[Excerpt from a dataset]

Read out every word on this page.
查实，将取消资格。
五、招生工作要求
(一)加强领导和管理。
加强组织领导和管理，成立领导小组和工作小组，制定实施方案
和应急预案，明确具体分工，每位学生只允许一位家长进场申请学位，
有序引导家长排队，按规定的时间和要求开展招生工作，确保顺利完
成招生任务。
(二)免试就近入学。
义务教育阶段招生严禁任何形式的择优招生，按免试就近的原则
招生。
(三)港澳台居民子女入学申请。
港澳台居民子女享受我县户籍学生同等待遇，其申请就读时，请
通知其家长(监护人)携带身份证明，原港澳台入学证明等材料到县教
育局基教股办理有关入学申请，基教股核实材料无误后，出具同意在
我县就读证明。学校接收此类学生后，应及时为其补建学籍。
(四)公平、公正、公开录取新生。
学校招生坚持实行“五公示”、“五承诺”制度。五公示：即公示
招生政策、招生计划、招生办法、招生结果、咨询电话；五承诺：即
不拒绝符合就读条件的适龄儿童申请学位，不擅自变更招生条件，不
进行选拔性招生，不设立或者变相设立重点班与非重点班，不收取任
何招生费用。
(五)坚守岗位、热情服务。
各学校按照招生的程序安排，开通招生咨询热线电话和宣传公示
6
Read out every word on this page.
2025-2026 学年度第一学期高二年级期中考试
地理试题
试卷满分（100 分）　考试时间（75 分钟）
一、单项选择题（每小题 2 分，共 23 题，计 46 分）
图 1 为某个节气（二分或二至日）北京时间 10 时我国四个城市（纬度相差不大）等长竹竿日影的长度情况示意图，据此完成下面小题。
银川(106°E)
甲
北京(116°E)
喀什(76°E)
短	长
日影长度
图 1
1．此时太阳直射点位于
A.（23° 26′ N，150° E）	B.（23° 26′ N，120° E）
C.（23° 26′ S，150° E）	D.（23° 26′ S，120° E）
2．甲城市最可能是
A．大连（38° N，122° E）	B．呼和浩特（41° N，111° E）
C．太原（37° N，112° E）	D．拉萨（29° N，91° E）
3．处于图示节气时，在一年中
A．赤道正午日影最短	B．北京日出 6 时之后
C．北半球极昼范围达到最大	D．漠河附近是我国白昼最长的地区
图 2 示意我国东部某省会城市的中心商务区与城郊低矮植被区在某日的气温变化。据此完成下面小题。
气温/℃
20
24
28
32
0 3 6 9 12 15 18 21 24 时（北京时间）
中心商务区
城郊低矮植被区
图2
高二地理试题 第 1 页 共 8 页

> TASK DETAILS:
Output all preceding records character for character.

> OUTPUT:
Read out every word on this page.
查实，将取消资格。
五、招生工作要求
(一)加强领导和管理。
加强组织领导和管理，成立领导小组和工作小组，制定实施方案
和应急预案，明确具体分工，每位学生只允许一位家长进场申请学位，
有序引导家长排队，按规定的时间和要求开展招生工作，确保顺利完
成招生任务。
(二)免试就近入学。
义务教育阶段招生严禁任何形式的择优招生，按免试就近的原则
招生。
(三)港澳台居民子女入学申请。
港澳台居民子女享受我县户籍学生同等待遇，其申请就读时，请
通知其家长(监护人)携带身份证明，原港澳台入学证明等材料到县教
育局基教股办理有关入学申请，基教股核实材料无误后，出具同意在
我县就读证明。学校接收此类学生后，应及时为其补建学籍。
(四)公平、公正、公开录取新生。
学校招生坚持实行“五公示”、“五承诺”制度。五公示：即公示
招生政策、招生计划、招生办法、招生结果、咨询电话；五承诺：即
不拒绝符合就读条件的适龄儿童申请学位，不擅自变更招生条件，不
进行选拔性招生，不设立或者变相设立重点班与非重点班，不收取任
何招生费用。
(五)坚守岗位、热情服务。
各学校按照招生的程序安排，开通招生咨询热线电话和宣传公示
6
Read out every word on this page.
2025-2026 学年度第一学期高二年级期中考试
地理试题
试卷满分（100 分）　考试时间（75 分钟）
一、单项选择题（每小题 2 分，共 23 题，计 46 分）
图 1 为某个节气（二分或二至日）北京时间 10 时我国四个城市（纬度相差不大）等长竹竿日影的长度情况示意图，据此完成下面小题。
银川(106°E)
甲
北京(116°E)
喀什(76°E)
短	长
日影长度
图 1
1．此时太阳直射点位于
A.（23° 26′ N，150° E）	B.（23° 26′ N，120° E）
C.（23° 26′ S，150° E）	D.（23° 26′ S，120° E）
2．甲城市最可能是
A．大连（38° N，122° E）	B．呼和浩特（41° N，111° E）
C．太原（37° N，112° E）	D．拉萨（29° N，91° E）
3．处于图示节气时，在一年中
A．赤道正午日影最短	B．北京日出 6 时之后
C．北半球极昼范围达到最大	D．漠河附近是我国白昼最长的地区
图 2 示意我国东部某省会城市的中心商务区与城郊低矮植被区在某日的气温变化。据此完成下面小题。
气温/℃
20
24
28
32
0 3 6 9 12 15 18 21 24 时（北京时间）
中心商务区
城郊低矮植被区
图2
高二地理试题 第 1 页 共 8 页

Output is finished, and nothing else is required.